┌──
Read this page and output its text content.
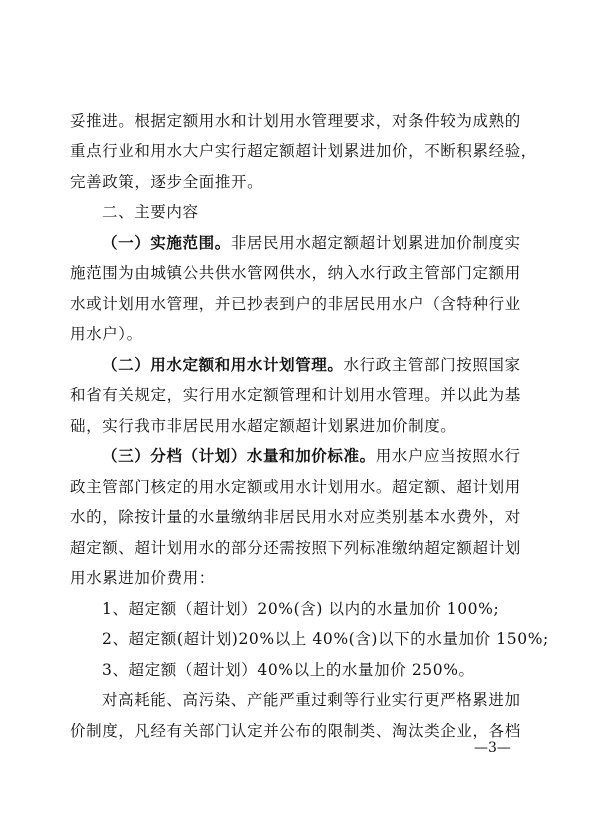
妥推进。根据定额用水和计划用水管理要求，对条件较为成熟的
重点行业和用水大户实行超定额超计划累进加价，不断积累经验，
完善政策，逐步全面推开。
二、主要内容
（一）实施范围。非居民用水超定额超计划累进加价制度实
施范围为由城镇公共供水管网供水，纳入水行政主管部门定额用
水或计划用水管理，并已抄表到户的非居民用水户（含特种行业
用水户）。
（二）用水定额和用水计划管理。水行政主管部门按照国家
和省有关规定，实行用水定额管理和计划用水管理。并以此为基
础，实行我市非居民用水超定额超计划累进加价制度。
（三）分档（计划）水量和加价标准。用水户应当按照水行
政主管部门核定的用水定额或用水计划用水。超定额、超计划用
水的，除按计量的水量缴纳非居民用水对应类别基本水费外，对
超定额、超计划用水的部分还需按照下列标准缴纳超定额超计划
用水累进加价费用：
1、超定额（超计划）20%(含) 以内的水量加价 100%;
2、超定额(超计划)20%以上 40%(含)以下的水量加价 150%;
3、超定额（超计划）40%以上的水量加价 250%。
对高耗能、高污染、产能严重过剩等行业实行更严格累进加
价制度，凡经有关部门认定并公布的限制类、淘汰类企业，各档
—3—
└──
┌──
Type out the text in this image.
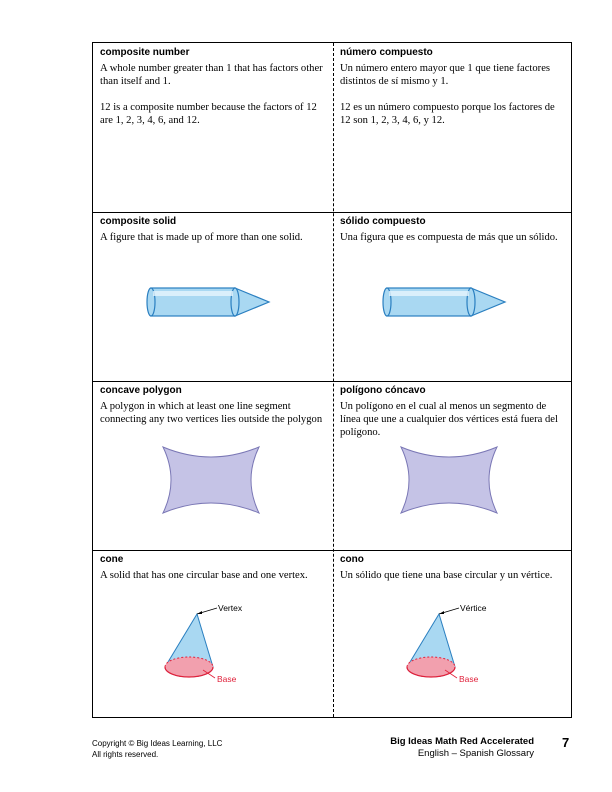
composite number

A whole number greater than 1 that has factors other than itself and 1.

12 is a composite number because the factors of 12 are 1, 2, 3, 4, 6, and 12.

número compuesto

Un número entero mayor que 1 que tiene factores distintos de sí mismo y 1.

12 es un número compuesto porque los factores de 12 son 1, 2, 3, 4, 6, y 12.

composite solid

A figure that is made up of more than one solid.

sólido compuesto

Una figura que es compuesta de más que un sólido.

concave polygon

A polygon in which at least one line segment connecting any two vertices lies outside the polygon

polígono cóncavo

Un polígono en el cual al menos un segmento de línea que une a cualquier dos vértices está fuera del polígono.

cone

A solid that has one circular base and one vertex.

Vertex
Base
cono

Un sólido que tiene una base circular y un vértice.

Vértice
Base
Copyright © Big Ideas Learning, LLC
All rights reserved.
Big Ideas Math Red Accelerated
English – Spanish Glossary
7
└──
* The task:
Give nothing but the count of lines in the listing above that hold the string "Ideas".

* Exercise answer:
2